The Lorenz curve, the diagonal line, and the area between them

Calculating a Gini coefficient

The Gini coefficient is the double area between the Lorenz curve and the diagonal line from (0; 0) to (1; 1). The reason for doubling the area is that the maximal geometrical area between these two curves is 0.5 and to make the Gini coefficient ranging from zero to one, the area gets a factor two. Calculating the Gini coefficient is straightforward for the Lorenz curve, since the area between the diagonal and the Lorenz curve is a sum of trapeziums of which one is shaded in Fig. 1 and each trapezium contributes with the area \(\frac{{(x_{j} - y_{j} ) + (x_{j + 1} - y_{j + 1} )}}{2}(x_{j + 1} - x_{j} )\).

For the case when each individual in the population corresponds to exactly one data point, the Gini coefficient simplifies to Eq. (1), since for this choice of indices with an added zeroth point in the beginning, the endpoints of the Lorenz curve are \((x_{0} ; \;y_{0} ) = (0; \;0)\) and \((x_{n} ; \;y_{n} ) = (1;\;1)\) and \(x_{j} = j/n\) where \(n\) is the number of individuals in the data.

$$ Gini = 2\mathop \sum \limits_{j = 0}^{n - 1} \left\{ {(x_{j + 1} - x_{j} )\frac{{(x_{j} - y_{j} ) + (x_{j + 1} - y_{j + 1} )}}{2}} \right\} = \frac{1}{n}\left( {(n + 1) - 2\mathop \sum \limits_{j = 0}^{n} y_{j} } \right) $$
(1)

Data collected for demonstrating some applications of the Gini coefficient

For demonstrating potential use of the Gini coefficient, this study uses the archive data in Table 1. According to the Swedish constitution on public data, these archive data are available as extract when asked for. The two municipalities sent the data sets as spreadsheets from their local database on student achievements.

Material provided
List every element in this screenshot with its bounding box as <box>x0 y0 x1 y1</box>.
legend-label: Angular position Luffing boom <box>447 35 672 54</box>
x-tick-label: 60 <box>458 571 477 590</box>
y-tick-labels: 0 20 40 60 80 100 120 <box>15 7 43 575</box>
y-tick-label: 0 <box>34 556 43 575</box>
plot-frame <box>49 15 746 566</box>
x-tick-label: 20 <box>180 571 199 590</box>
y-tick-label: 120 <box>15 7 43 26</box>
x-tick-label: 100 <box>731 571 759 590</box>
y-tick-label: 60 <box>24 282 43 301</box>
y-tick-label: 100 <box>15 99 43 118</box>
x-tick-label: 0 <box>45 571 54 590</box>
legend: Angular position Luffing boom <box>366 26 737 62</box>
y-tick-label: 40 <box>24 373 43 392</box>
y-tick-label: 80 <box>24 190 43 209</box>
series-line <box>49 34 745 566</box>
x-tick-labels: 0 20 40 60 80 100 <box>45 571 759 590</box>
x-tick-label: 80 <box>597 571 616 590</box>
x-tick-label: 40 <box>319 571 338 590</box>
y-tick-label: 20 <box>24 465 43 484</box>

Request 1
Reproduce word for word the part of the passage on the Gini coefficient that begins with "Data collected for" and ends with "on student achievements.".
Request 2
Continue the passage on the Gini coefficient from its final sentence.
The data comes from a different source than the passage on the Gini coefficient.

Exercise output 1
Data collected for demonstrating some applications of the Gini coefficient

For demonstrating potential use of the Gini coefficient, this study uses the archive data in Table 1. According to the Swedish constitution on public data, these archive data are available as extract when asked for. The two municipalities sent the data sets as spreadsheets from their local database on student achievements.

Exercise output 2
Table 1 Overview of collected data

The data set in the first column is the whole population (with 52% girls) of students that spring 2020 graduate from compulsory school in a small municipality with only one upper secondary school. However, while there are 431 students (of which 52% girls) that graduated from compulsory school, there are 296 eligible students (also of which 52% girls) enrolled in the municipality’s local upper secondary school. The mismatch in these two figures is due to an unknown exchange of students with other upper secondary schools in neighbour municipalities. Furthermore, 51 students were not eligible for upper secondary school but were enrolled in preparatory education for later being enrolled in ordinary upper secondary school. Moreover, no individual names were collected and hence an individual graduating from compulsory school could not be traced to a specific study program in upper secondary school for these data. Hence, when used for exploring changes in how classroom heterogeneity changes when regrouping partly the same students into new classes as they advance from cohesive and compulsory lower secondary school into their own choice of study program in upper secondary school, these data can be viewed as hypothetical but still realistic data due to the assumed large overlap between graduated and enrolled individuals.

This data set in the first column also exemplifies heterogeneity in gender proportions on vocational and university preparatory programmes in upper secondary school.

The data set in the second column in Table 1 consists of all students enrolled 2018–2019 to the two same study programs in two neighbour upper secondary schools competing for different strata of the same students in a municipality with several upper secondary schools offering the same study programmes.

Applying the Gini coefficient in various contexts

Dispersion during school transition – from within to between teaching groups

The main message in Figs. 2 and 3 is that the Gini coefficient evokes the same dispersion pattern as the standard deviation despite the different properties of on the one hand the Gini coefficient and on the other hand the standard deviation. The data for Figs. 2 and 3 are those in the first column of Table 1 and shows that a transition from compulsory to upper secondary school may rearrange dispersion from within to between teaching groups. A note on this statement as an empirical result is that despite the data are hypothetical in the sense that there is a large turnover in which students that start studying at the local upper secondary school, the empirical results are still realistic since the data shows heterogeneity in actual teaching groups in which these students are enrolled in this municipality. With the aim to make a complete empirical study on this topic, the research design could be the following. First sample a class in lower secondary schools and determine the within class achievement heterogeneity. Then trace these individuals to their new teaching groups in upper secondary school and determine the within class achievement heterogeneity for their new teaching groups.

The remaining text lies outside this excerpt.